■ Task instructions: Repeat each line exactly as it is written.

[Extracted data entries]
★ ★ ★ ★ ★

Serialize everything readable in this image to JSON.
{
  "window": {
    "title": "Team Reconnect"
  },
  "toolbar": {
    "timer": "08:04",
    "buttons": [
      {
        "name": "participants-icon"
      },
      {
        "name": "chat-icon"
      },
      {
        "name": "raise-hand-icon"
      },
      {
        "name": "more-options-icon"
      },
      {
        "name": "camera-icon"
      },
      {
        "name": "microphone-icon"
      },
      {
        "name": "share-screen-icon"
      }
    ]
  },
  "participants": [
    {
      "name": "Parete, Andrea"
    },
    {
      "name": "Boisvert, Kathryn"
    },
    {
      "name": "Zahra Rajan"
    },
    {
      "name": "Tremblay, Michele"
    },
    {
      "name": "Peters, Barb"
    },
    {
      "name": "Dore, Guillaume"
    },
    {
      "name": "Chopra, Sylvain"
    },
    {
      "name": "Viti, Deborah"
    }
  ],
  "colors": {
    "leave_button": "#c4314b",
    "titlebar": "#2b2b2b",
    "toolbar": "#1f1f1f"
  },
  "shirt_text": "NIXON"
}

★ ★ ★ ★ ★

■ Answer to the task:
Serialize everything readable in this image to JSON.
{
  "window": {
    "title": "Team Reconnect"
  },
  "toolbar": {
    "timer": "08:04",
    "buttons": [
      {
        "name": "participants-icon"
      },
      {
        "name": "chat-icon"
      },
      {
        "name": "raise-hand-icon"
      },
      {
        "name": "more-options-icon"
      },
      {
        "name": "camera-icon"
      },
      {
        "name": "microphone-icon"
      },
      {
        "name": "share-screen-icon"
      }
    ]
  },
  "participants": [
    {
      "name": "Parete, Andrea"
    },
    {
      "name": "Boisvert, Kathryn"
    },
    {
      "name": "Zahra Rajan"
    },
    {
      "name": "Tremblay, Michele"
    },
    {
      "name": "Peters, Barb"
    },
    {
      "name": "Dore, Guillaume"
    },
    {
      "name": "Chopra, Sylvain"
    },
    {
      "name": "Viti, Deborah"
    }
  ],
  "colors": {
    "leave_button": "#c4314b",
    "titlebar": "#2b2b2b",
    "toolbar": "#1f1f1f"
  },
  "shirt_text": "NIXON"
}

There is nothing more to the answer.